## Problem details
Please find all lines in the data that hold the string "KUTIPAN" and copy them.

## Records for this task

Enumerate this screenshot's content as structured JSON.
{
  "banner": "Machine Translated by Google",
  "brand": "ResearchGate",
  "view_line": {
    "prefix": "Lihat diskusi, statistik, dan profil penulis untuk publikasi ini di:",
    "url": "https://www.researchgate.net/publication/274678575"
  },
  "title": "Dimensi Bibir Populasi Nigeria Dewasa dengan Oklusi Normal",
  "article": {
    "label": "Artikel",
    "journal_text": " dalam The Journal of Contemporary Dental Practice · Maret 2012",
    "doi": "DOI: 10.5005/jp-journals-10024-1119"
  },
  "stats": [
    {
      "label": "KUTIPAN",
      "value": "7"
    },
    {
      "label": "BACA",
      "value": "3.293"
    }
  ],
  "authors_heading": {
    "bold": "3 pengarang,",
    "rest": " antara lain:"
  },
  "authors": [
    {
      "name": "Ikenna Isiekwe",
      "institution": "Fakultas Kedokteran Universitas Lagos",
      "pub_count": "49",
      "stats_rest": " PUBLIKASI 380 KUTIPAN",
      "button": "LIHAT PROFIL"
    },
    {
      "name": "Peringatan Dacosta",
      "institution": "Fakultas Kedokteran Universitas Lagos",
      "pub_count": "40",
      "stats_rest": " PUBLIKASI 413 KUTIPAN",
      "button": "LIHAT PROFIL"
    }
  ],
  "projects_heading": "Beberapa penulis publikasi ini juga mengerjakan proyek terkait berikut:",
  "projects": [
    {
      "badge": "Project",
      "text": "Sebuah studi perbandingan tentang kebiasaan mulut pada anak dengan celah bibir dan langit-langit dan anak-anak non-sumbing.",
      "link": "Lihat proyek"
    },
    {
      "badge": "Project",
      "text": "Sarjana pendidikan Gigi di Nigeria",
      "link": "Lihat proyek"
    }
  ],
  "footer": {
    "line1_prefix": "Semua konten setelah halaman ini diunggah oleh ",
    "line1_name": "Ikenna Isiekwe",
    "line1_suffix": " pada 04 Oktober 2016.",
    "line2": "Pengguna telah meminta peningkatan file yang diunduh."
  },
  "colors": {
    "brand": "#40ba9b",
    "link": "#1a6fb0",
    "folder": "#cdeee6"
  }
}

## Written answer
      "label": "KUTIPAN",
      "stats_rest": " PUBLIKASI 380 KUTIPAN",
      "stats_rest": " PUBLIKASI 413 KUTIPAN",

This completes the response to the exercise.